Extracted data entries:
=====
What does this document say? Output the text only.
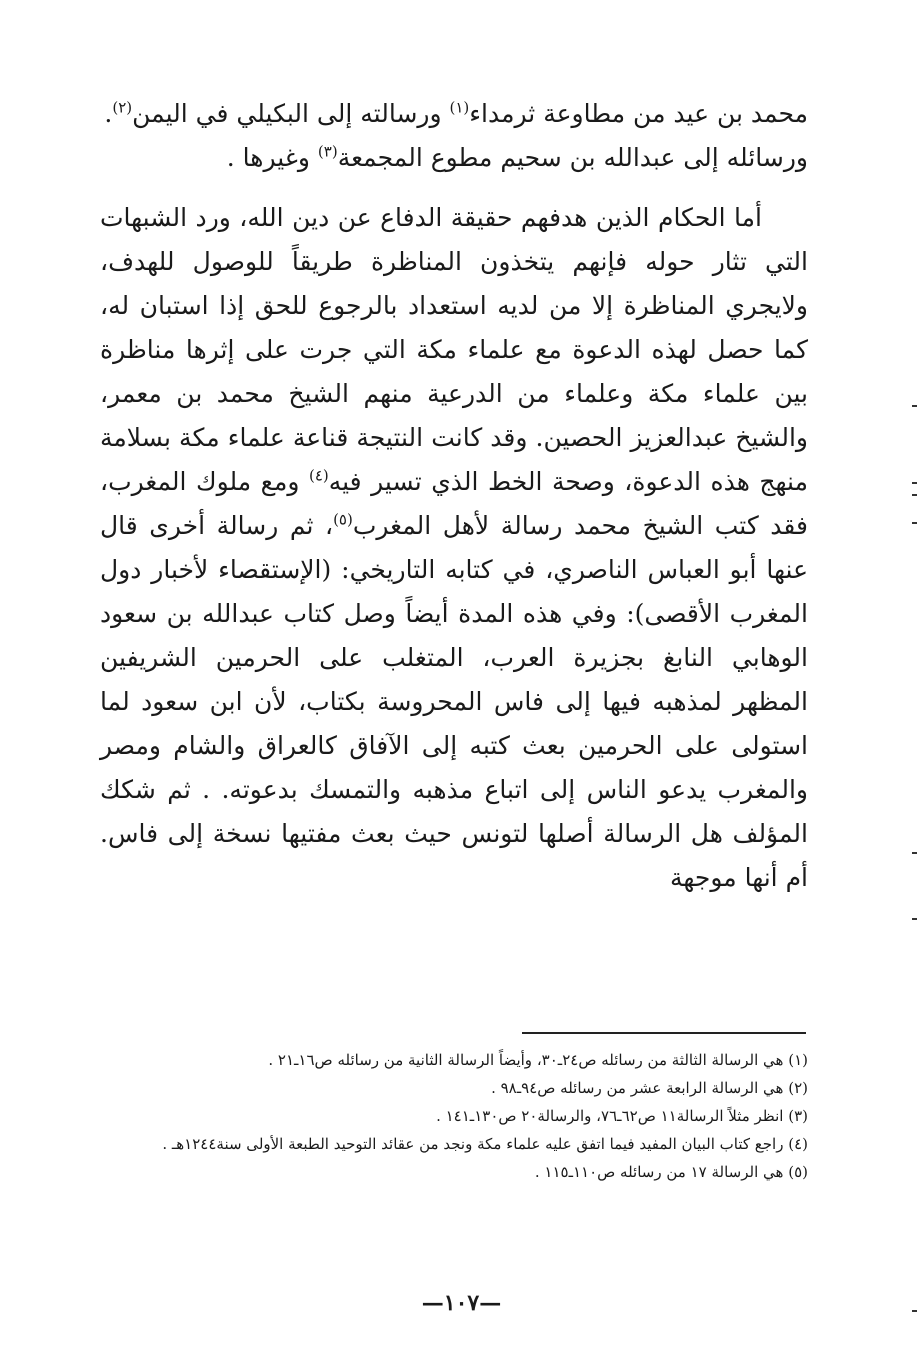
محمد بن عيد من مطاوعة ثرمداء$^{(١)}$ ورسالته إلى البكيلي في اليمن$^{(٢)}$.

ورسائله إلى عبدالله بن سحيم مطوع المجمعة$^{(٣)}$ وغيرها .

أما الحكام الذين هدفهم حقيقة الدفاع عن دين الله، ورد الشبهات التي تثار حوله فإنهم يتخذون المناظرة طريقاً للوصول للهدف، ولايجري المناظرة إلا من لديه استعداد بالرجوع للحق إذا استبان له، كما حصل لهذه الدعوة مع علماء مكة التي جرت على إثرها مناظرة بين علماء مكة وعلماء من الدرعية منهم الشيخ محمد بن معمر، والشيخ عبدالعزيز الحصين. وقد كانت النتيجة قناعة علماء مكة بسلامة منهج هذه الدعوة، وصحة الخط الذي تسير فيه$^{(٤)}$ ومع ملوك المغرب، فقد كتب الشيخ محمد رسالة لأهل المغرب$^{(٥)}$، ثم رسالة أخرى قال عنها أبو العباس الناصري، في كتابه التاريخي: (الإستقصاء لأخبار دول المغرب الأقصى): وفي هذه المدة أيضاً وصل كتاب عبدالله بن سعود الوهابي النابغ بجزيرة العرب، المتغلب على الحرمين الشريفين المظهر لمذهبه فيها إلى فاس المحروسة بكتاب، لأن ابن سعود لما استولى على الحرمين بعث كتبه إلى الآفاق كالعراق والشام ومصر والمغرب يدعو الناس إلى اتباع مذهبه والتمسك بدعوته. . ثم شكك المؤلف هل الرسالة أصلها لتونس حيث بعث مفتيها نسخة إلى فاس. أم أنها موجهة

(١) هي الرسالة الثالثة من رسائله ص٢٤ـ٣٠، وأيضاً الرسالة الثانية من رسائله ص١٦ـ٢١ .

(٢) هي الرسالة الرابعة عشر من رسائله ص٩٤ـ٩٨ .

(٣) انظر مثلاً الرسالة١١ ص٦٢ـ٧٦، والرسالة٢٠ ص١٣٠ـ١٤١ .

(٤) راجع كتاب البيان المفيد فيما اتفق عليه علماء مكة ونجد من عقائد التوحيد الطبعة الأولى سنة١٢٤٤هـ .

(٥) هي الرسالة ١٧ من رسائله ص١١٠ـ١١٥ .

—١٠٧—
=====
▸ STATED GOAL: Without the pictures, write out the whole listing above exactly as it appears.

▸ RESULT FOR THIS EXERCISE:
What does this document say? Output the text only.
محمد بن عيد من مطاوعة ثرمداء$^{(١)}$ ورسالته إلى البكيلي في اليمن$^{(٢)}$.

ورسائله إلى عبدالله بن سحيم مطوع المجمعة$^{(٣)}$ وغيرها .

أما الحكام الذين هدفهم حقيقة الدفاع عن دين الله، ورد الشبهات التي تثار حوله فإنهم يتخذون المناظرة طريقاً للوصول للهدف، ولايجري المناظرة إلا من لديه استعداد بالرجوع للحق إذا استبان له، كما حصل لهذه الدعوة مع علماء مكة التي جرت على إثرها مناظرة بين علماء مكة وعلماء من الدرعية منهم الشيخ محمد بن معمر، والشيخ عبدالعزيز الحصين. وقد كانت النتيجة قناعة علماء مكة بسلامة منهج هذه الدعوة، وصحة الخط الذي تسير فيه$^{(٤)}$ ومع ملوك المغرب، فقد كتب الشيخ محمد رسالة لأهل المغرب$^{(٥)}$، ثم رسالة أخرى قال عنها أبو العباس الناصري، في كتابه التاريخي: (الإستقصاء لأخبار دول المغرب الأقصى): وفي هذه المدة أيضاً وصل كتاب عبدالله بن سعود الوهابي النابغ بجزيرة العرب، المتغلب على الحرمين الشريفين المظهر لمذهبه فيها إلى فاس المحروسة بكتاب، لأن ابن سعود لما استولى على الحرمين بعث كتبه إلى الآفاق كالعراق والشام ومصر والمغرب يدعو الناس إلى اتباع مذهبه والتمسك بدعوته. . ثم شكك المؤلف هل الرسالة أصلها لتونس حيث بعث مفتيها نسخة إلى فاس. أم أنها موجهة

(١) هي الرسالة الثالثة من رسائله ص٢٤ـ٣٠، وأيضاً الرسالة الثانية من رسائله ص١٦ـ٢١ .

(٢) هي الرسالة الرابعة عشر من رسائله ص٩٤ـ٩٨ .

(٣) انظر مثلاً الرسالة١١ ص٦٢ـ٧٦، والرسالة٢٠ ص١٣٠ـ١٤١ .

(٤) راجع كتاب البيان المفيد فيما اتفق عليه علماء مكة ونجد من عقائد التوحيد الطبعة الأولى سنة١٢٤٤هـ .

(٥) هي الرسالة ١٧ من رسائله ص١١٠ـ١١٥ .

—١٠٧—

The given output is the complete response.